Figure dataset records
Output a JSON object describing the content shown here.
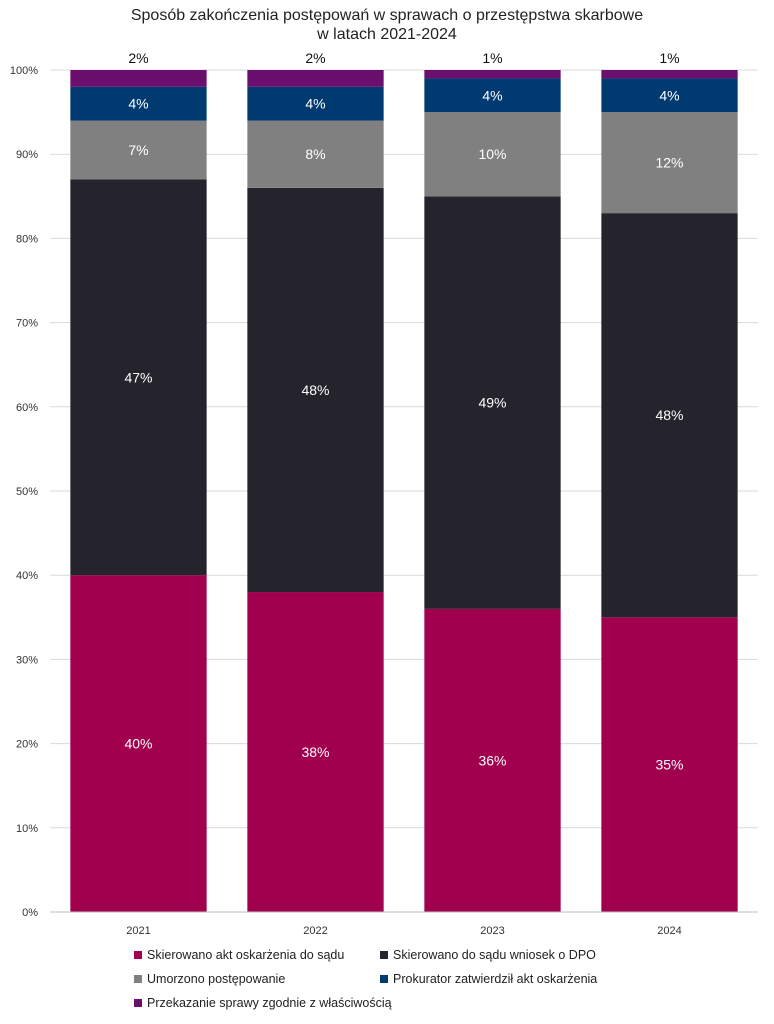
{
  "chart_data": {
    "type": "bar",
    "stacked": true,
    "title_lines": [
      "Sposób zakończenia postępowań w sprawach o przestępstwa skarbowe",
      "w latach 2021-2024"
    ],
    "categories": [
      "2021",
      "2022",
      "2023",
      "2024"
    ],
    "ylim": [
      0,
      100
    ],
    "ytick_labels": [
      "0%",
      "10%",
      "20%",
      "30%",
      "40%",
      "50%",
      "60%",
      "70%",
      "80%",
      "90%",
      "100%"
    ],
    "grid": true,
    "legend_position": "bottom",
    "series": [
      {
        "name": "Skierowano akt oskarżenia do sądu",
        "color": "#A0004E",
        "values": [
          40,
          38,
          36,
          35
        ],
        "labels": [
          "40%",
          "38%",
          "36%",
          "35%"
        ]
      },
      {
        "name": "Skierowano do sądu wniosek o DPO",
        "color": "#25232C",
        "values": [
          47,
          48,
          49,
          48
        ],
        "labels": [
          "47%",
          "48%",
          "49%",
          "48%"
        ]
      },
      {
        "name": "Umorzono postępowanie",
        "color": "#808080",
        "values": [
          7,
          8,
          10,
          12
        ],
        "labels": [
          "7%",
          "8%",
          "10%",
          "12%"
        ]
      },
      {
        "name": "Prokurator zatwierdził akt oskarżenia",
        "color": "#003A70",
        "values": [
          4,
          4,
          4,
          4
        ],
        "labels": [
          "4%",
          "4%",
          "4%",
          "4%"
        ]
      },
      {
        "name": "Przekazanie sprawy zgodnie z właściwością",
        "color": "#6B0F6E",
        "values": [
          2,
          2,
          1,
          1
        ],
        "labels": [
          "2%",
          "2%",
          "1%",
          "1%"
        ]
      }
    ]
  }
}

TASK DETAILS: All of the material above is to be copied exactly, except for its images.

THE REPLY:
Output a JSON object describing the content shown here.
{
  "chart_data": {
    "type": "bar",
    "stacked": true,
    "title_lines": [
      "Sposób zakończenia postępowań w sprawach o przestępstwa skarbowe",
      "w latach 2021-2024"
    ],
    "categories": [
      "2021",
      "2022",
      "2023",
      "2024"
    ],
    "ylim": [
      0,
      100
    ],
    "ytick_labels": [
      "0%",
      "10%",
      "20%",
      "30%",
      "40%",
      "50%",
      "60%",
      "70%",
      "80%",
      "90%",
      "100%"
    ],
    "grid": true,
    "legend_position": "bottom",
    "series": [
      {
        "name": "Skierowano akt oskarżenia do sądu",
        "color": "#A0004E",
        "values": [
          40,
          38,
          36,
          35
        ],
        "labels": [
          "40%",
          "38%",
          "36%",
          "35%"
        ]
      },
      {
        "name": "Skierowano do sądu wniosek o DPO",
        "color": "#25232C",
        "values": [
          47,
          48,
          49,
          48
        ],
        "labels": [
          "47%",
          "48%",
          "49%",
          "48%"
        ]
      },
      {
        "name": "Umorzono postępowanie",
        "color": "#808080",
        "values": [
          7,
          8,
          10,
          12
        ],
        "labels": [
          "7%",
          "8%",
          "10%",
          "12%"
        ]
      },
      {
        "name": "Prokurator zatwierdził akt oskarżenia",
        "color": "#003A70",
        "values": [
          4,
          4,
          4,
          4
        ],
        "labels": [
          "4%",
          "4%",
          "4%",
          "4%"
        ]
      },
      {
        "name": "Przekazanie sprawy zgodnie z właściwością",
        "color": "#6B0F6E",
        "values": [
          2,
          2,
          1,
          1
        ],
        "labels": [
          "2%",
          "2%",
          "1%",
          "1%"
        ]
      }
    ]
  }
}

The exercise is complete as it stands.